■ LISTING

= = = = =

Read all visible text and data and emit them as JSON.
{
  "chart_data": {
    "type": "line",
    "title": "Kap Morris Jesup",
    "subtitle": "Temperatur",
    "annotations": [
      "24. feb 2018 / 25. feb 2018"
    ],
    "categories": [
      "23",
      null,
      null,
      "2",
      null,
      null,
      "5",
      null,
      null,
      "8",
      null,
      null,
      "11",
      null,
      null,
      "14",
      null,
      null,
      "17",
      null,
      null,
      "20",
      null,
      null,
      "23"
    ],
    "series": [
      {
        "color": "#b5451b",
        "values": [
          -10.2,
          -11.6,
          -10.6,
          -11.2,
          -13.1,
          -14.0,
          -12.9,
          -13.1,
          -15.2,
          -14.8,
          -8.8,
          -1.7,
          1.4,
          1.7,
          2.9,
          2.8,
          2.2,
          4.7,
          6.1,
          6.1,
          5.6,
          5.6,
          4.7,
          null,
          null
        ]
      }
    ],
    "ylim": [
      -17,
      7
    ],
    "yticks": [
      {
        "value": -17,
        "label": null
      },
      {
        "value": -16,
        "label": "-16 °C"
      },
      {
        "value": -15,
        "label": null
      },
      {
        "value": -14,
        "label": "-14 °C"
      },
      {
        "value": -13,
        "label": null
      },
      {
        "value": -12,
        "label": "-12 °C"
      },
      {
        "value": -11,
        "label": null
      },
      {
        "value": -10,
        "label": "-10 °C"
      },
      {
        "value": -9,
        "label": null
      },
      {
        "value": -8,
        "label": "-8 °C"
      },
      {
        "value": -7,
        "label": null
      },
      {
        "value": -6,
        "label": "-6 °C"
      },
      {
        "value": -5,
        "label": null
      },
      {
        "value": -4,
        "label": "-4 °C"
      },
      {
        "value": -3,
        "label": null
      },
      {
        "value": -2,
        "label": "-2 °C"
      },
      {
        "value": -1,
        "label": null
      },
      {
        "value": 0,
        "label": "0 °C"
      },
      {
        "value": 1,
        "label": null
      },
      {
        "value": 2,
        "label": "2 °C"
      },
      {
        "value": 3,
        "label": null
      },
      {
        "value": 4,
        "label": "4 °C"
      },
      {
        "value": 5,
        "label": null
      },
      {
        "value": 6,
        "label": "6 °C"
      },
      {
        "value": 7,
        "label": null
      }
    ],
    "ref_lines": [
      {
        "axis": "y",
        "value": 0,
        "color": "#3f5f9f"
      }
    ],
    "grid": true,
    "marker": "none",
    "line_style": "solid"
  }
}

= = = = =

■ WORK TO COMPLETE
Repeat the material above in full, keeping every word.

■ TASK OUTPUT
Read all visible text and data and emit them as JSON.
{
  "chart_data": {
    "type": "line",
    "title": "Kap Morris Jesup",
    "subtitle": "Temperatur",
    "annotations": [
      "24. feb 2018 / 25. feb 2018"
    ],
    "categories": [
      "23",
      null,
      null,
      "2",
      null,
      null,
      "5",
      null,
      null,
      "8",
      null,
      null,
      "11",
      null,
      null,
      "14",
      null,
      null,
      "17",
      null,
      null,
      "20",
      null,
      null,
      "23"
    ],
    "series": [
      {
        "color": "#b5451b",
        "values": [
          -10.2,
          -11.6,
          -10.6,
          -11.2,
          -13.1,
          -14.0,
          -12.9,
          -13.1,
          -15.2,
          -14.8,
          -8.8,
          -1.7,
          1.4,
          1.7,
          2.9,
          2.8,
          2.2,
          4.7,
          6.1,
          6.1,
          5.6,
          5.6,
          4.7,
          null,
          null
        ]
      }
    ],
    "ylim": [
      -17,
      7
    ],
    "yticks": [
      {
        "value": -17,
        "label": null
      },
      {
        "value": -16,
        "label": "-16 °C"
      },
      {
        "value": -15,
        "label": null
      },
      {
        "value": -14,
        "label": "-14 °C"
      },
      {
        "value": -13,
        "label": null
      },
      {
        "value": -12,
        "label": "-12 °C"
      },
      {
        "value": -11,
        "label": null
      },
      {
        "value": -10,
        "label": "-10 °C"
      },
      {
        "value": -9,
        "label": null
      },
      {
        "value": -8,
        "label": "-8 °C"
      },
      {
        "value": -7,
        "label": null
      },
      {
        "value": -6,
        "label": "-6 °C"
      },
      {
        "value": -5,
        "label": null
      },
      {
        "value": -4,
        "label": "-4 °C"
      },
      {
        "value": -3,
        "label": null
      },
      {
        "value": -2,
        "label": "-2 °C"
      },
      {
        "value": -1,
        "label": null
      },
      {
        "value": 0,
        "label": "0 °C"
      },
      {
        "value": 1,
        "label": null
      },
      {
        "value": 2,
        "label": "2 °C"
      },
      {
        "value": 3,
        "label": null
      },
      {
        "value": 4,
        "label": "4 °C"
      },
      {
        "value": 5,
        "label": null
      },
      {
        "value": 6,
        "label": "6 °C"
      },
      {
        "value": 7,
        "label": null
      }
    ],
    "ref_lines": [
      {
        "axis": "y",
        "value": 0,
        "color": "#3f5f9f"
      }
    ],
    "grid": true,
    "marker": "none",
    "line_style": "solid"
  }
}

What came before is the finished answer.